**Listing**:
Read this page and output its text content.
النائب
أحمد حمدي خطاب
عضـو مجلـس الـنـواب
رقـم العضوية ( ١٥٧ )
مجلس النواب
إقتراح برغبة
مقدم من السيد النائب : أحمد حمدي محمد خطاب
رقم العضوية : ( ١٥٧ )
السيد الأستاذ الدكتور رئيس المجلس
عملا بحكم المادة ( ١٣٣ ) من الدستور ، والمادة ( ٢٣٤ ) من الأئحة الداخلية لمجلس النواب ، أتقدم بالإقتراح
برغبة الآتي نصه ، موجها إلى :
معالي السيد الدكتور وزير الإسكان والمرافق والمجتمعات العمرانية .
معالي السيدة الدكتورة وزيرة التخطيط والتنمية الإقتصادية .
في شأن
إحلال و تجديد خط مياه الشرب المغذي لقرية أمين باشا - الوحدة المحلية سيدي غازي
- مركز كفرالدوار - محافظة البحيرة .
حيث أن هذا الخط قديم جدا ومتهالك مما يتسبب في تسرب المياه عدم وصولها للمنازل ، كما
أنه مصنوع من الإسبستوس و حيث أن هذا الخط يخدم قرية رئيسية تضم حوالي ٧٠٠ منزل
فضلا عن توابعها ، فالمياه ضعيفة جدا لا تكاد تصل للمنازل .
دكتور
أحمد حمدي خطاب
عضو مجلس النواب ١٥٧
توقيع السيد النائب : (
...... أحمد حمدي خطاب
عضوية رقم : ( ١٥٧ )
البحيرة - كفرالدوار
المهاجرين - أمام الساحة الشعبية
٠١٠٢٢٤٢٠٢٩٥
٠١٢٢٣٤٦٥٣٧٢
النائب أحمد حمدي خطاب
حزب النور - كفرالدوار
--
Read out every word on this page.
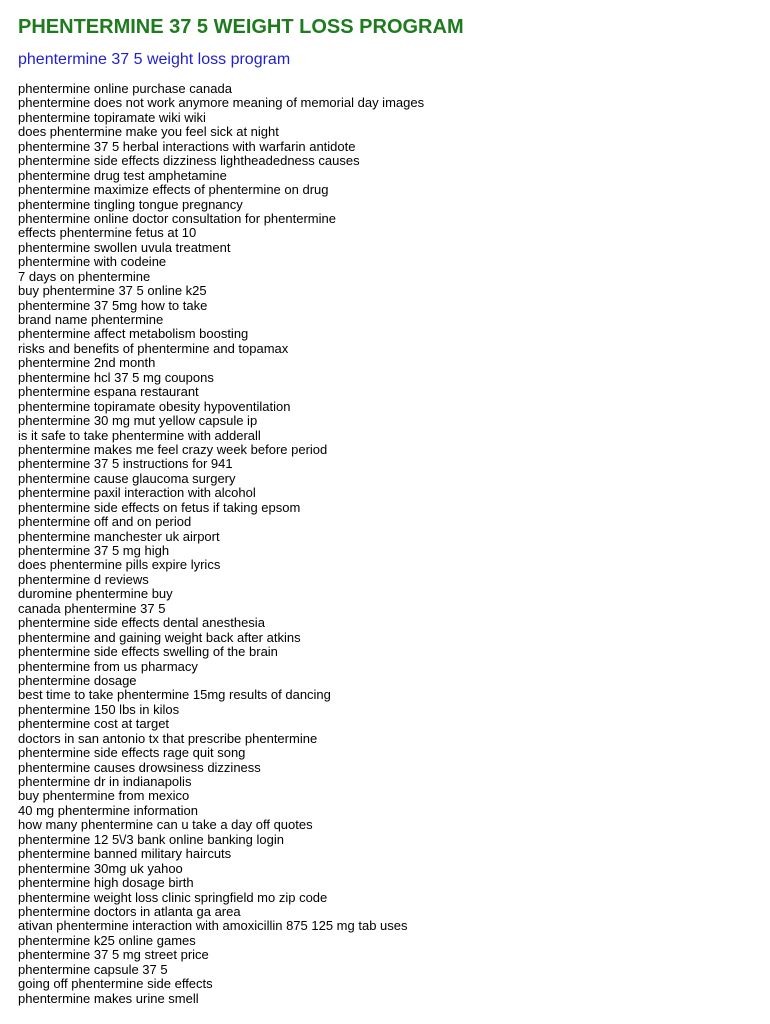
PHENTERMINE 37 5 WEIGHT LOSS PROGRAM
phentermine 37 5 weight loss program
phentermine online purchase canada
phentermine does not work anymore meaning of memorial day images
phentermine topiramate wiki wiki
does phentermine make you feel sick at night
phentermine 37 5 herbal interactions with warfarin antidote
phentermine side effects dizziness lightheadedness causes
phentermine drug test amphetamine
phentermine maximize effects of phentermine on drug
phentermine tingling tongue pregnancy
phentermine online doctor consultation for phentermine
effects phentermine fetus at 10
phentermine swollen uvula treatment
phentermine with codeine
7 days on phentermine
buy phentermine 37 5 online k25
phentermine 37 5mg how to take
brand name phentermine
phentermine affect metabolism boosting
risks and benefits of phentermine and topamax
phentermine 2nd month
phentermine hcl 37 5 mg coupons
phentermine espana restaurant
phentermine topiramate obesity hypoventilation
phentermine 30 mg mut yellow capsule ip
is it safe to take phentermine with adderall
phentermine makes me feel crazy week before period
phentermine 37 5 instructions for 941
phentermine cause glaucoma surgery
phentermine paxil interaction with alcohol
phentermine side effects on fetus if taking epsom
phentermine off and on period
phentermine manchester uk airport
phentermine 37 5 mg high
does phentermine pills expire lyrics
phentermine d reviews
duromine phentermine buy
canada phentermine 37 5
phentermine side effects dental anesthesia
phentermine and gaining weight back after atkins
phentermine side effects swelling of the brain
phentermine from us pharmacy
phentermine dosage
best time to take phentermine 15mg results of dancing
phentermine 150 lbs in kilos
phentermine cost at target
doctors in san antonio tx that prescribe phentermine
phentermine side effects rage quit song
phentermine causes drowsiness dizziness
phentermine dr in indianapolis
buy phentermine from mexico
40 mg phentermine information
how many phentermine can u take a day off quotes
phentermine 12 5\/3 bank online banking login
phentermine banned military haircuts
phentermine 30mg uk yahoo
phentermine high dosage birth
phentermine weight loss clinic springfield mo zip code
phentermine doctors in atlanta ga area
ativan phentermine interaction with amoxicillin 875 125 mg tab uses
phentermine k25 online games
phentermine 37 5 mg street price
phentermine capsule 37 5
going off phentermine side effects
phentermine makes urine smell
--
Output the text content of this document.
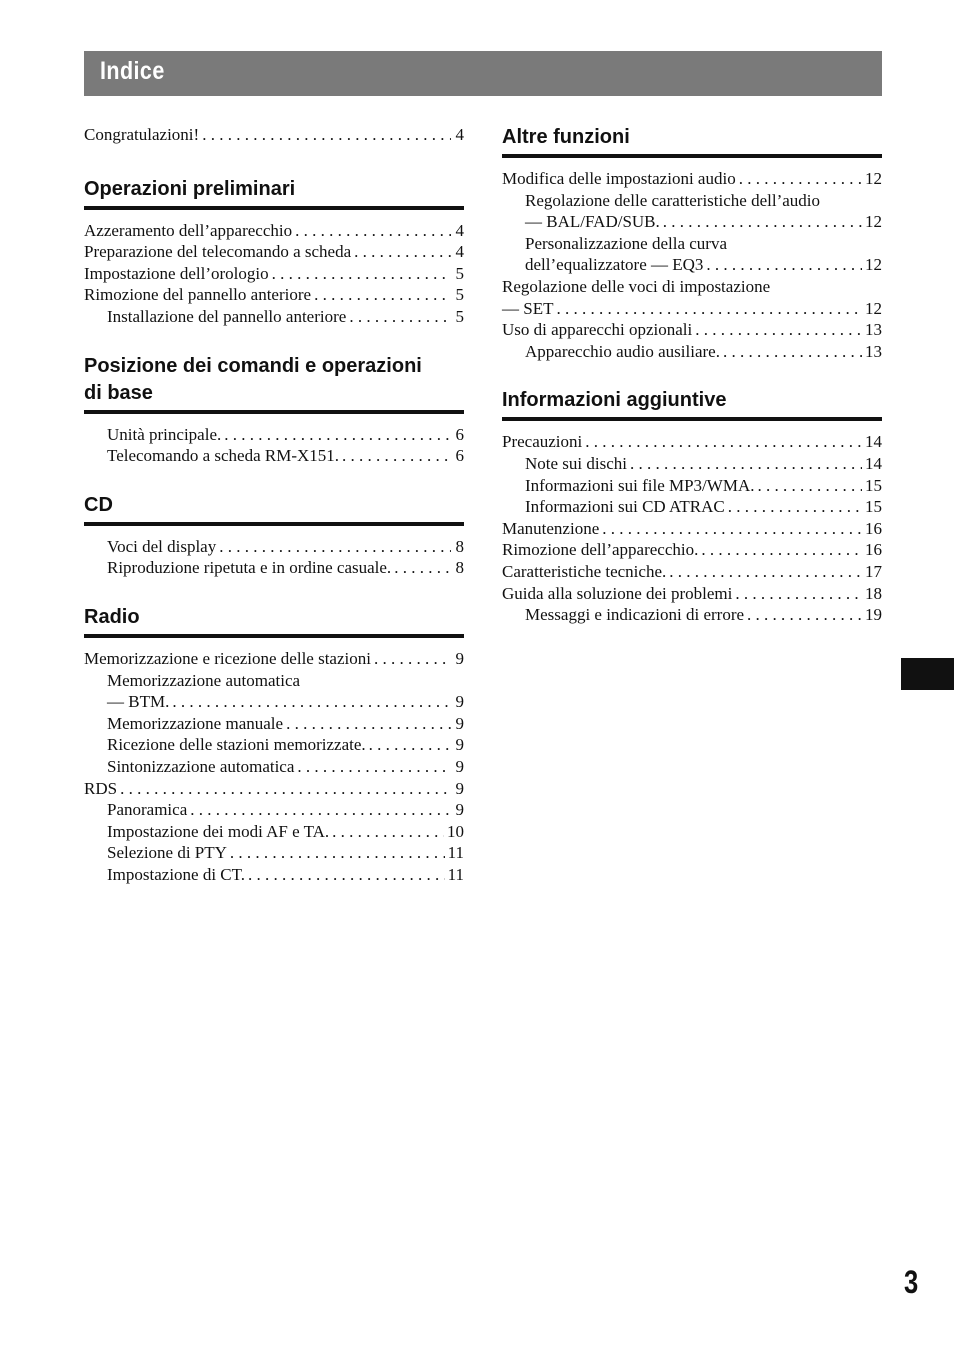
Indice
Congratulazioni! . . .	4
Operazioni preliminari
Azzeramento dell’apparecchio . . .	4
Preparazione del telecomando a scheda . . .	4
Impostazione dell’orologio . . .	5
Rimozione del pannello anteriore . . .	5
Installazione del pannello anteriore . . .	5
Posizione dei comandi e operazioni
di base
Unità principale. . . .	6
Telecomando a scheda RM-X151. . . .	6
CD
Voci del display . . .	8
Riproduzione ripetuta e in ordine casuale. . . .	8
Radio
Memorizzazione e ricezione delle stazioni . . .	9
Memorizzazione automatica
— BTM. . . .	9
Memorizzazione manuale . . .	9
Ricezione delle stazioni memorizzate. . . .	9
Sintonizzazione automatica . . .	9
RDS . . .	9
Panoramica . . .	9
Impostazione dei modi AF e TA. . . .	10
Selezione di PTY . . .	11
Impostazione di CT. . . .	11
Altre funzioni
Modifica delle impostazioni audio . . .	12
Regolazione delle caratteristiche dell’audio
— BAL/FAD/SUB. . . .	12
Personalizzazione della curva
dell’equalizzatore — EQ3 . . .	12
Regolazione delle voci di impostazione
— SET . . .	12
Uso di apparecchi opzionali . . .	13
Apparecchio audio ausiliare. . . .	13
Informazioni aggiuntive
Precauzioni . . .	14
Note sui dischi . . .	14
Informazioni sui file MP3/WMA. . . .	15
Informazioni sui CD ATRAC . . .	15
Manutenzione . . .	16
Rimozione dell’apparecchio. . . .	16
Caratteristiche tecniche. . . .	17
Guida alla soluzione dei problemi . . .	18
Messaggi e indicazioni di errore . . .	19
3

**Challenge**: State the number of lines holding the word "fetus" in the listing. Add nothing else.

**Result for this exercise**: 2